What needs to be done -
Output all lines exactly.

>>>>>

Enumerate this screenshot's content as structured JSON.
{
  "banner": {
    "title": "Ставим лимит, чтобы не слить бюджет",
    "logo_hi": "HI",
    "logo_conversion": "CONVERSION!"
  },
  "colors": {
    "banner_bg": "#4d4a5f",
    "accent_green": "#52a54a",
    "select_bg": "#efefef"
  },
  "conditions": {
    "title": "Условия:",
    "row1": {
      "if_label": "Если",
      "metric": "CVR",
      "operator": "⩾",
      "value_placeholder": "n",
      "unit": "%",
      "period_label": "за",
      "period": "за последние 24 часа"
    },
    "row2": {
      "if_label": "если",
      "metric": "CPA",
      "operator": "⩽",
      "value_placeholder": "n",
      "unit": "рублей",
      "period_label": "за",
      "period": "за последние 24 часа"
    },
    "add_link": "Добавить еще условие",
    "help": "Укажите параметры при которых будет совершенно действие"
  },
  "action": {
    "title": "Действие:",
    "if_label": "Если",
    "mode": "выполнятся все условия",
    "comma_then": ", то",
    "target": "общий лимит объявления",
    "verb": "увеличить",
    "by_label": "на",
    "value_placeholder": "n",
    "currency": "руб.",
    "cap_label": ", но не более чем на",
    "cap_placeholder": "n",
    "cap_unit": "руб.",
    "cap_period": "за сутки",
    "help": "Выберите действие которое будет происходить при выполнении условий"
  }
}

<<<<<

Finished exercise -
Enumerate this screenshot's content as structured JSON.
{
  "banner": {
    "title": "Ставим лимит, чтобы не слить бюджет",
    "logo_hi": "HI",
    "logo_conversion": "CONVERSION!"
  },
  "colors": {
    "banner_bg": "#4d4a5f",
    "accent_green": "#52a54a",
    "select_bg": "#efefef"
  },
  "conditions": {
    "title": "Условия:",
    "row1": {
      "if_label": "Если",
      "metric": "CVR",
      "operator": "⩾",
      "value_placeholder": "n",
      "unit": "%",
      "period_label": "за",
      "period": "за последние 24 часа"
    },
    "row2": {
      "if_label": "если",
      "metric": "CPA",
      "operator": "⩽",
      "value_placeholder": "n",
      "unit": "рублей",
      "period_label": "за",
      "period": "за последние 24 часа"
    },
    "add_link": "Добавить еще условие",
    "help": "Укажите параметры при которых будет совершенно действие"
  },
  "action": {
    "title": "Действие:",
    "if_label": "Если",
    "mode": "выполнятся все условия",
    "comma_then": ", то",
    "target": "общий лимит объявления",
    "verb": "увеличить",
    "by_label": "на",
    "value_placeholder": "n",
    "currency": "руб.",
    "cap_label": ", но не более чем на",
    "cap_placeholder": "n",
    "cap_unit": "руб.",
    "cap_period": "за сутки",
    "help": "Выберите действие которое будет происходить при выполнении условий"
  }
}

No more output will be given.